— Visual layout annotation data —
- - - - -

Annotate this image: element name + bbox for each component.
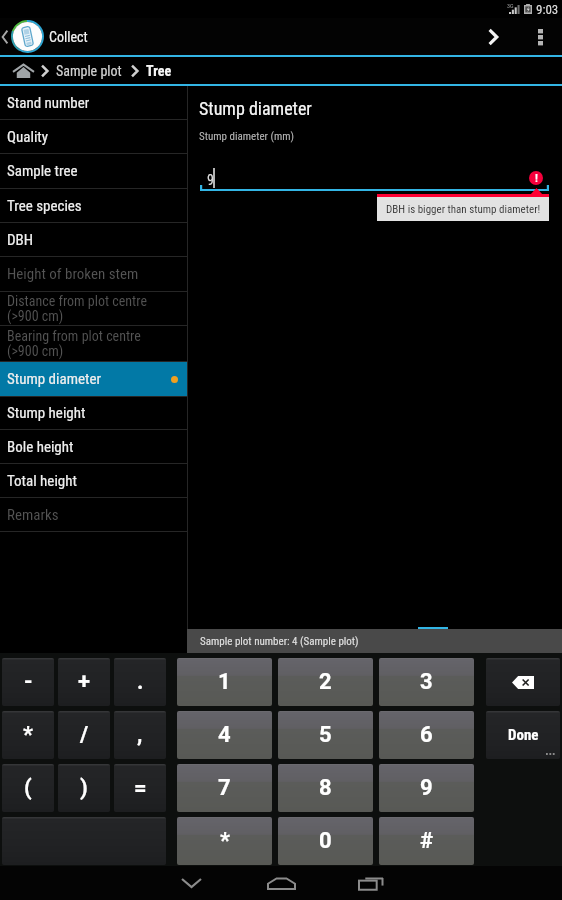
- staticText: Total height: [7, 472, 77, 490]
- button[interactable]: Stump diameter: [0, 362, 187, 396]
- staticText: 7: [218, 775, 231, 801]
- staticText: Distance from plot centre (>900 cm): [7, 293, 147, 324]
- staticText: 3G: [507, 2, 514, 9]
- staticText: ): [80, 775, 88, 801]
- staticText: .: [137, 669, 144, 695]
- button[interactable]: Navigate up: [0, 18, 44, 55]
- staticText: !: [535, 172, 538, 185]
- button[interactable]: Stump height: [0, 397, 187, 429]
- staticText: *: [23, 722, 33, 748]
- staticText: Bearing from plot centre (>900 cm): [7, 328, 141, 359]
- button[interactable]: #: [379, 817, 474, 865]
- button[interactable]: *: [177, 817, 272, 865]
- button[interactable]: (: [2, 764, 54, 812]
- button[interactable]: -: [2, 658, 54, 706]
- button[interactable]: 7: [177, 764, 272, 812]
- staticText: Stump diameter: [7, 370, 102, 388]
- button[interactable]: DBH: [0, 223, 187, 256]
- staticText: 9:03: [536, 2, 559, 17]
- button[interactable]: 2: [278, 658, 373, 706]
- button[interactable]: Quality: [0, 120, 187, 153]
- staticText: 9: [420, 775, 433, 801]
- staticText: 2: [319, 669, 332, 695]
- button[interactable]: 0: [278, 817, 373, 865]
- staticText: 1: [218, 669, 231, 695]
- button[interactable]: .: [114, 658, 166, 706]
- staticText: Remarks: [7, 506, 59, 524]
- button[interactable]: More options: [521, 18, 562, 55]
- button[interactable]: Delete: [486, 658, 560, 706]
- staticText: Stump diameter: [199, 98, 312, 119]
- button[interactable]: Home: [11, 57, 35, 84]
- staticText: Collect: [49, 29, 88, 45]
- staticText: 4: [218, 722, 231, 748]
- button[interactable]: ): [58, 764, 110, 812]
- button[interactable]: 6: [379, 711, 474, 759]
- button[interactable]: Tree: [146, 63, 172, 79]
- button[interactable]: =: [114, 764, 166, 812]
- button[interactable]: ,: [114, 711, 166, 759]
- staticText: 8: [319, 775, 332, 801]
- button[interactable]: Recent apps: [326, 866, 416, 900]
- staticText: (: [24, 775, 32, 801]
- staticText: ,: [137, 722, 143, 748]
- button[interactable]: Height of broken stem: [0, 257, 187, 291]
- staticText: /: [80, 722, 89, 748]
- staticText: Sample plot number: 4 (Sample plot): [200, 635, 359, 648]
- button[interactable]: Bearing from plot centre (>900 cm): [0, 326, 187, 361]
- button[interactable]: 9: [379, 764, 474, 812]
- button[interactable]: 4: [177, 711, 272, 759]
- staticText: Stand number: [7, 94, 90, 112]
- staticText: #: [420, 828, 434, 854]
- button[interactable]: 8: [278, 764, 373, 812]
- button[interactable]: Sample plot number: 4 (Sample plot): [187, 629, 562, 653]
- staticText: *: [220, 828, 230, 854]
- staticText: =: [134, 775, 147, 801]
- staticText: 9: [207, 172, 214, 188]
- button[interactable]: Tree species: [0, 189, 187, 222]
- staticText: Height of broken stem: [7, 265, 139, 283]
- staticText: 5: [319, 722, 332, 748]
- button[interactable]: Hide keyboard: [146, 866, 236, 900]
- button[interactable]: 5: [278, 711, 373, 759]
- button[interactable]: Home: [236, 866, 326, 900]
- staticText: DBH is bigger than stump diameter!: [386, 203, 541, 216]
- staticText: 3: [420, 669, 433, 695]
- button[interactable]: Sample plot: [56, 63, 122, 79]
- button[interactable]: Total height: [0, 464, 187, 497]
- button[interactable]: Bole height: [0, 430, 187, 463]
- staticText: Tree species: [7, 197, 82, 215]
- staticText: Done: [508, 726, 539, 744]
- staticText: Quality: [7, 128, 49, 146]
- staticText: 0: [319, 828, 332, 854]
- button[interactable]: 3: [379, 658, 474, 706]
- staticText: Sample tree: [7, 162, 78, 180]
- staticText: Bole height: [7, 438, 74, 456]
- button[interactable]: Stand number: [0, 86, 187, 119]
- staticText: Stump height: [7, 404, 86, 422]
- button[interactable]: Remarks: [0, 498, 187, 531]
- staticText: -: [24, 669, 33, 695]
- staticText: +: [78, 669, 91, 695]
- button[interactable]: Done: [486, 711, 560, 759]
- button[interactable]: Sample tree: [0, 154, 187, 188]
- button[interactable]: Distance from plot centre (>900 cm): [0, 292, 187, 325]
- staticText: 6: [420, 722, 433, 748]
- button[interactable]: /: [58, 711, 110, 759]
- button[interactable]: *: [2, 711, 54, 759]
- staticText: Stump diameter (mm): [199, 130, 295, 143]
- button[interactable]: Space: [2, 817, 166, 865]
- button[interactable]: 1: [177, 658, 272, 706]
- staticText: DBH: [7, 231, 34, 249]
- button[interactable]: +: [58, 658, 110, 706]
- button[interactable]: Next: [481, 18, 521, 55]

- - - - -

— SHORT PROBLEM —
Rewrite only the items from the line with "- staticText: Total height: [7, 472, 77, 490]" up to and including the line with "- button[interactable]: 2: [278, 658, 373, 706]", changing "Stump diameter" to "Trunk diameter" and keeping everything else the same.

— EXERCISE SOLUTION —
- staticText: Total height: [7, 472, 77, 490]
- button[interactable]: Trunk diameter: [0, 362, 187, 396]
- staticText: 7: [218, 775, 231, 801]
- staticText: Distance from plot centre (>900 cm): [7, 293, 147, 324]
- staticText: 3G: [507, 2, 514, 9]
- staticText: ): [80, 775, 88, 801]
- staticText: .: [137, 669, 144, 695]
- button[interactable]: Navigate up: [0, 18, 44, 55]
- staticText: !: [535, 172, 538, 185]
- button[interactable]: Stump height: [0, 397, 187, 429]
- staticText: *: [23, 722, 33, 748]
- staticText: Bearing from plot centre (>900 cm): [7, 328, 141, 359]
- button[interactable]: #: [379, 817, 474, 865]
- button[interactable]: *: [177, 817, 272, 865]
- button[interactable]: (: [2, 764, 54, 812]
- button[interactable]: -: [2, 658, 54, 706]
- button[interactable]: 7: [177, 764, 272, 812]
- staticText: Trunk diameter: [7, 370, 102, 388]
- button[interactable]: DBH: [0, 223, 187, 256]
- staticText: 9:03: [536, 2, 559, 17]
- button[interactable]: 2: [278, 658, 373, 706]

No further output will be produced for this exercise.